### What this task involves
Wherever "AnnoTest" appears in a line, list that line.

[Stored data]
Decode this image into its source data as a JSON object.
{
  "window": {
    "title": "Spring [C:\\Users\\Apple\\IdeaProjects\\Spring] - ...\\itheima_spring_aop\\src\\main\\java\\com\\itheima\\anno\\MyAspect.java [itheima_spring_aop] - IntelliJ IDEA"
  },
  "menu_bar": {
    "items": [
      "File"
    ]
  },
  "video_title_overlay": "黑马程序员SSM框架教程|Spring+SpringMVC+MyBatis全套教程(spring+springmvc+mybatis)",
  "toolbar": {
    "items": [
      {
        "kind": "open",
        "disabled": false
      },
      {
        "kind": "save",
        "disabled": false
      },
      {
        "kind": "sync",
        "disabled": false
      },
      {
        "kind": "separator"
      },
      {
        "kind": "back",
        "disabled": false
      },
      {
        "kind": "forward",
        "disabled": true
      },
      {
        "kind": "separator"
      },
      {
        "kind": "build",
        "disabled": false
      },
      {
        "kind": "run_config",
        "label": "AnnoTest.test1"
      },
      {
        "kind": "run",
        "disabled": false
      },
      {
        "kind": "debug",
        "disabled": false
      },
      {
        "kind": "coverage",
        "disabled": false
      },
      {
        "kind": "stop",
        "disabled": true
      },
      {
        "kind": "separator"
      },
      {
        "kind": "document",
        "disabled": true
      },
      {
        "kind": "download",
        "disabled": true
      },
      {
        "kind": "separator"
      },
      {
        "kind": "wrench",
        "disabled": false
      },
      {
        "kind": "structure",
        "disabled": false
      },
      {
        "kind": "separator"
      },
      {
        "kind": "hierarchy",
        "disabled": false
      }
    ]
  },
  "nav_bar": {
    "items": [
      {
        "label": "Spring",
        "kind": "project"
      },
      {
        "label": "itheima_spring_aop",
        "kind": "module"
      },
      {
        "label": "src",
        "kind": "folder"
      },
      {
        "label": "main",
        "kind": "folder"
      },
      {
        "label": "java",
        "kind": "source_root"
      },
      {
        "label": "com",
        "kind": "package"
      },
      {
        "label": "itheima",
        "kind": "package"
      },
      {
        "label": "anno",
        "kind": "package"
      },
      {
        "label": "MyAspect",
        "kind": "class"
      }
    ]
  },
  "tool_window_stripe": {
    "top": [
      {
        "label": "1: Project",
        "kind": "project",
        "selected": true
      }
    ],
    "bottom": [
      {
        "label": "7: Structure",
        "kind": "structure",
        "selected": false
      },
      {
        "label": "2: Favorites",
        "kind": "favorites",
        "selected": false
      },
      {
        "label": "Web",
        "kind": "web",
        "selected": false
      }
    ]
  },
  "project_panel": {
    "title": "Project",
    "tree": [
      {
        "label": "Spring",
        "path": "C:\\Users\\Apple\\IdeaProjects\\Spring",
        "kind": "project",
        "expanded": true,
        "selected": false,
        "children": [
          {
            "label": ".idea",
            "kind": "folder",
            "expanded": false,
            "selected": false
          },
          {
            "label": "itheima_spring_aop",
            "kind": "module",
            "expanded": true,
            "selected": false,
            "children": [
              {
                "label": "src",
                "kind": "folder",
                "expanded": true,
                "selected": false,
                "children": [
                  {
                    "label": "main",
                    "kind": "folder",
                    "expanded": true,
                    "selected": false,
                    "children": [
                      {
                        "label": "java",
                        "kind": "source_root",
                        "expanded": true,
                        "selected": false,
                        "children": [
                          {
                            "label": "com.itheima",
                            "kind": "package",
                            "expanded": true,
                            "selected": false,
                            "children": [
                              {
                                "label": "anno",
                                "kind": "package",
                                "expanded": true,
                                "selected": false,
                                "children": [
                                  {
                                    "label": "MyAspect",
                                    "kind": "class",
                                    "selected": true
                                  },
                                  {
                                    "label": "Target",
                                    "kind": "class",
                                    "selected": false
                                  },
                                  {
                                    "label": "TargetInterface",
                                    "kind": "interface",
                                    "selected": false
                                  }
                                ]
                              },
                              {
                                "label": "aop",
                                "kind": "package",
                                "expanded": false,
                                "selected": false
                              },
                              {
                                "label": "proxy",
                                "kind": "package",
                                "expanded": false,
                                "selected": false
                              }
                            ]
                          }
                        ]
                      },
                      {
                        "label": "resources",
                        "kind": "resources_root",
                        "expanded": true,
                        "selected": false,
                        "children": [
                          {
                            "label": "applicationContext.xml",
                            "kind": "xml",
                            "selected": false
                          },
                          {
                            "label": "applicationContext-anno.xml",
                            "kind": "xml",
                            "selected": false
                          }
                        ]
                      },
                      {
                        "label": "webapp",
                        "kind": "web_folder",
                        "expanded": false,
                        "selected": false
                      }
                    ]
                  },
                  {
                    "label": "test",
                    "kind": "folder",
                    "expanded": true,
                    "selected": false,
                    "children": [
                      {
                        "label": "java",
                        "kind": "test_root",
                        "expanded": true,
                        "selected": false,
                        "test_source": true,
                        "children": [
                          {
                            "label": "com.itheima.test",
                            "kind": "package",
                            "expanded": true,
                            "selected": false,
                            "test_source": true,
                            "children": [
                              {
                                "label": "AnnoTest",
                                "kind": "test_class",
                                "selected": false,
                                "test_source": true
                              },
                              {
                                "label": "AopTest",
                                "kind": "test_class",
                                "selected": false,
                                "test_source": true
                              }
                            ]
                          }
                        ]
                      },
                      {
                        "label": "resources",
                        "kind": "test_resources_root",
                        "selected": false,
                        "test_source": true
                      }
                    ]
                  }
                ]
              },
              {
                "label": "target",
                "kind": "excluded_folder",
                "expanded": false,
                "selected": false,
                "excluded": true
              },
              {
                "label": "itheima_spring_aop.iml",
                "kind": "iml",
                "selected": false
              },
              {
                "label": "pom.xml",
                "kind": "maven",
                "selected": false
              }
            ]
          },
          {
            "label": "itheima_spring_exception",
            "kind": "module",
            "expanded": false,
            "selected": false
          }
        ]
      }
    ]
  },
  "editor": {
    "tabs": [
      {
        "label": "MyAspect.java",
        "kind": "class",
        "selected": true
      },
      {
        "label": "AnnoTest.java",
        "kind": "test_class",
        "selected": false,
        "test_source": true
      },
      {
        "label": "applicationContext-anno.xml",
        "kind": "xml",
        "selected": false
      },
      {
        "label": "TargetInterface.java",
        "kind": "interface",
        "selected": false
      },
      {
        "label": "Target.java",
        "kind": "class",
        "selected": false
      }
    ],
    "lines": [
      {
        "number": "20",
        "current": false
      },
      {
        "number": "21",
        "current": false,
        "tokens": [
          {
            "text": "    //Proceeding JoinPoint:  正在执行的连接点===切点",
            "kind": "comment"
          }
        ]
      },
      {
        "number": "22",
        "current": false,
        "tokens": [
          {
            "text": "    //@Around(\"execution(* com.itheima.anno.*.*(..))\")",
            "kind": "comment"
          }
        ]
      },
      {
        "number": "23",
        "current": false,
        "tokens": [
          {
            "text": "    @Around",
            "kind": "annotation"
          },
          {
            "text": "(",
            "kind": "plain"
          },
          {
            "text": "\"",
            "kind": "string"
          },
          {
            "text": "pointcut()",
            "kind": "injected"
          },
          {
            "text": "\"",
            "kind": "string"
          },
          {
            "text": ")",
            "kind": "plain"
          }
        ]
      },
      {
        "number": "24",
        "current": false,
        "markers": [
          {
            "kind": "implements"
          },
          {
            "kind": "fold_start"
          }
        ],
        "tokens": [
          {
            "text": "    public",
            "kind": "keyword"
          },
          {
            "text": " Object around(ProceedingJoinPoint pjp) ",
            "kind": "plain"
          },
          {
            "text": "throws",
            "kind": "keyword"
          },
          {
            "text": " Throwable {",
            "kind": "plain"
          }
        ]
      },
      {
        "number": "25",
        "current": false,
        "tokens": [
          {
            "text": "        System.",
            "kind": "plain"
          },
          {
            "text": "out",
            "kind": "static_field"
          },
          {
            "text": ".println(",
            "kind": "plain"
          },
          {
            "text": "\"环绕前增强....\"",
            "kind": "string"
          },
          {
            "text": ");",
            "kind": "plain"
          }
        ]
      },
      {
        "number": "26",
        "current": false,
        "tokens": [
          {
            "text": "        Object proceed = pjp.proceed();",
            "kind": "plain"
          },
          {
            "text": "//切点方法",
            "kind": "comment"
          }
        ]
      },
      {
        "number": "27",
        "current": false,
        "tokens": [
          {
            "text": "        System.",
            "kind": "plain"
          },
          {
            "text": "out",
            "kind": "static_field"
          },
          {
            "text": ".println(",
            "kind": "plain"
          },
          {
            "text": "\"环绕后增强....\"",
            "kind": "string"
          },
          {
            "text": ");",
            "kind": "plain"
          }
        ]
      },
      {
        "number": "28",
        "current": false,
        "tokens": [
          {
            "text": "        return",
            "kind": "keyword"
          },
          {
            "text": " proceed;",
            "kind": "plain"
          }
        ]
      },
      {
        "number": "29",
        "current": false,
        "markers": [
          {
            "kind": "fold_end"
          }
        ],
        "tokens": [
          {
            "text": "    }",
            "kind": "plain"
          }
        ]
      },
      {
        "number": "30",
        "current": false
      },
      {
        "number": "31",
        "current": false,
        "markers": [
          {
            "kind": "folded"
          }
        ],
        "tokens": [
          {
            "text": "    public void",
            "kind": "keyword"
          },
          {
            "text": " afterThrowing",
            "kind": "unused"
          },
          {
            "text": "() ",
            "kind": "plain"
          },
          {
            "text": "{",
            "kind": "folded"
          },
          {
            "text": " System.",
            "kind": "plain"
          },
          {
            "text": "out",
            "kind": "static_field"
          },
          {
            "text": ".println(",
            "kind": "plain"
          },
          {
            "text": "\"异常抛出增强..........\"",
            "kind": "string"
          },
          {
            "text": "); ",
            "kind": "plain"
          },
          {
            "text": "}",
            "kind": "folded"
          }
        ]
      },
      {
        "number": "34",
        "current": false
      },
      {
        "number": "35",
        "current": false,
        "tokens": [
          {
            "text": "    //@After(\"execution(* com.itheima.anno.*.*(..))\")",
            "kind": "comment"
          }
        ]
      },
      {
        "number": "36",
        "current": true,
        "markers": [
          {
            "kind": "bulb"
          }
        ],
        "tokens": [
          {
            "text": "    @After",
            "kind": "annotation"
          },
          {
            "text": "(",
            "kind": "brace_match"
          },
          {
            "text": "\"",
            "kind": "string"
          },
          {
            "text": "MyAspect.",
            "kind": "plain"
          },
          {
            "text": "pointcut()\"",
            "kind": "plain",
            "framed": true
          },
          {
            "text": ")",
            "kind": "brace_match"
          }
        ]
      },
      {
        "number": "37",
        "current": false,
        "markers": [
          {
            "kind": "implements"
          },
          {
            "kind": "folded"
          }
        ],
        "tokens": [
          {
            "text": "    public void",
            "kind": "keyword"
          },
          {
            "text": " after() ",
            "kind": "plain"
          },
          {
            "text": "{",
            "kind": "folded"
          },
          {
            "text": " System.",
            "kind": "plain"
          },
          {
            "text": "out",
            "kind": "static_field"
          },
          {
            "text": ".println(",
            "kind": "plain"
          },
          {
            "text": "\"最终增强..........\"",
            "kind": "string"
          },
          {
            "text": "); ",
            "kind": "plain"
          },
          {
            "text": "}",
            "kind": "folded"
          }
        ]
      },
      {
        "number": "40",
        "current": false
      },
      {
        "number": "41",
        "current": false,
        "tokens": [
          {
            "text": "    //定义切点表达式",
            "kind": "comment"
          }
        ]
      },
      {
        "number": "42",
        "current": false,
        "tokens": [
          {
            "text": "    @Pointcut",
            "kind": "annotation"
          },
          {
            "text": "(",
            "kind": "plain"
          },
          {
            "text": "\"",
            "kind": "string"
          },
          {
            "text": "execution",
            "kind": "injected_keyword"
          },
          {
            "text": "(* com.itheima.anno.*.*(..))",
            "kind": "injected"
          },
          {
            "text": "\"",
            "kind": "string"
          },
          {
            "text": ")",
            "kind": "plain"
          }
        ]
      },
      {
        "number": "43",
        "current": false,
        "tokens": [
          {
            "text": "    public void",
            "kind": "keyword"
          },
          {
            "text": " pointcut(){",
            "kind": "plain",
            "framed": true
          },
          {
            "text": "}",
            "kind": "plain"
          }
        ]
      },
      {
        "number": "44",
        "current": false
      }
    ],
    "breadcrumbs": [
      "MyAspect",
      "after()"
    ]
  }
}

### Result of this task
        "label": "AnnoTest.test1"
                                "label": "AnnoTest",
        "label": "AnnoTest.java",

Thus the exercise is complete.